• _EXERCISE REQUIREMENTS_: Exclude images, then output the remaining data verbatim.

• _STORED DATA_:
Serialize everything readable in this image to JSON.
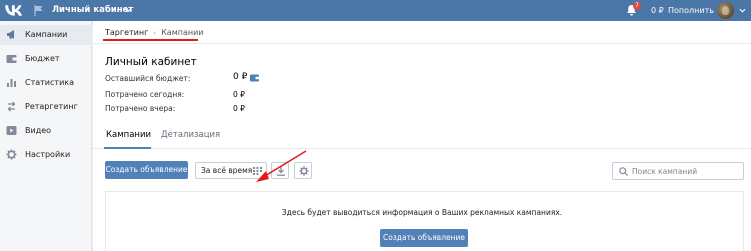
{
  "header": {
    "title": "Личный кабинет",
    "notifications_count": "7",
    "balance": "0 ₽",
    "topup_label": "Пополнить"
  },
  "sidebar": {
    "items": [
      {
        "label": "Кампании",
        "icon": "megaphone-icon",
        "active": true
      },
      {
        "label": "Бюджет",
        "icon": "wallet-icon",
        "active": false
      },
      {
        "label": "Статистика",
        "icon": "bar-chart-icon",
        "active": false
      },
      {
        "label": "Ретаргетинг",
        "icon": "retarget-icon",
        "active": false
      },
      {
        "label": "Видео",
        "icon": "play-icon",
        "active": false
      },
      {
        "label": "Настройки",
        "icon": "gear-icon",
        "active": false
      }
    ]
  },
  "breadcrumb": {
    "items": [
      "Таргетинг",
      "Кампании"
    ]
  },
  "main": {
    "title": "Личный кабинет",
    "stats": [
      {
        "label": "Оставшийся бюджет:",
        "value": "0 ₽"
      },
      {
        "label": "Потрачено сегодня:",
        "value": "0 ₽"
      },
      {
        "label": "Потрачено вчера:",
        "value": "0 ₽"
      }
    ],
    "tabs": [
      {
        "label": "Кампании",
        "active": true
      },
      {
        "label": "Детализация",
        "active": false
      }
    ],
    "toolbar": {
      "create_label": "Создать объявление",
      "period_label": "За всё время"
    },
    "search": {
      "placeholder": "Поиск кампаний",
      "value": ""
    },
    "empty_state": {
      "text": "Здесь будет выводиться информация о Ваших рекламных кампаниях.",
      "button_label": "Создать объявление"
    }
  },
  "colors": {
    "header_bg": "#4a76a8",
    "primary_button": "#5181b8",
    "annotation_red": "#e31b1b",
    "badge": "#e64646"
  }
}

• _ANSWER_:
Serialize everything readable in this image to JSON.
{
  "header": {
    "title": "Личный кабинет",
    "notifications_count": "7",
    "balance": "0 ₽",
    "topup_label": "Пополнить"
  },
  "sidebar": {
    "items": [
      {
        "label": "Кампании",
        "icon": "megaphone-icon",
        "active": true
      },
      {
        "label": "Бюджет",
        "icon": "wallet-icon",
        "active": false
      },
      {
        "label": "Статистика",
        "icon": "bar-chart-icon",
        "active": false
      },
      {
        "label": "Ретаргетинг",
        "icon": "retarget-icon",
        "active": false
      },
      {
        "label": "Видео",
        "icon": "play-icon",
        "active": false
      },
      {
        "label": "Настройки",
        "icon": "gear-icon",
        "active": false
      }
    ]
  },
  "breadcrumb": {
    "items": [
      "Таргетинг",
      "Кампании"
    ]
  },
  "main": {
    "title": "Личный кабинет",
    "stats": [
      {
        "label": "Оставшийся бюджет:",
        "value": "0 ₽"
      },
      {
        "label": "Потрачено сегодня:",
        "value": "0 ₽"
      },
      {
        "label": "Потрачено вчера:",
        "value": "0 ₽"
      }
    ],
    "tabs": [
      {
        "label": "Кампании",
        "active": true
      },
      {
        "label": "Детализация",
        "active": false
      }
    ],
    "toolbar": {
      "create_label": "Создать объявление",
      "period_label": "За всё время"
    },
    "search": {
      "placeholder": "Поиск кампаний",
      "value": ""
    },
    "empty_state": {
      "text": "Здесь будет выводиться информация о Ваших рекламных кампаниях.",
      "button_label": "Создать объявление"
    }
  },
  "colors": {
    "header_bg": "#4a76a8",
    "primary_button": "#5181b8",
    "annotation_red": "#e31b1b",
    "badge": "#e64646"
  }
}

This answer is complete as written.